[Dataset records]
********

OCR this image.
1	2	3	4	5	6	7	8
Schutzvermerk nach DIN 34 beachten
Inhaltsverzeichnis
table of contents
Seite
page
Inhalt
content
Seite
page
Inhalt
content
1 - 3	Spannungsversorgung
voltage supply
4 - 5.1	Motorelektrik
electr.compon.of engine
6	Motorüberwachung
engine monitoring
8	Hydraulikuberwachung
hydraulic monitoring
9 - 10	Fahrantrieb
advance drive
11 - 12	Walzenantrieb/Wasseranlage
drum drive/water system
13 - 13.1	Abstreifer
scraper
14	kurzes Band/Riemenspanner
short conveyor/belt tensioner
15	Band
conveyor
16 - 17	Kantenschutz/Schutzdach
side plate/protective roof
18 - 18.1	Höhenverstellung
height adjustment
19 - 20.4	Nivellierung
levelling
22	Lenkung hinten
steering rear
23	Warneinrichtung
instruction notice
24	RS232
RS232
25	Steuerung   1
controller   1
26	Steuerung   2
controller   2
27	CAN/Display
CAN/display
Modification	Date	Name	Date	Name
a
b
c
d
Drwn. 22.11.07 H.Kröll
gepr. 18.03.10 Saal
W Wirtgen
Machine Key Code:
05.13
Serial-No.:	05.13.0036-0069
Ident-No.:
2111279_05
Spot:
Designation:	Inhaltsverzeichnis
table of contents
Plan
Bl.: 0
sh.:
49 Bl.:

********

● What this task involves:
Gather each line in the data that holds the string "conveyor".

● The answer:
short conveyor/belt tensioner
conveyor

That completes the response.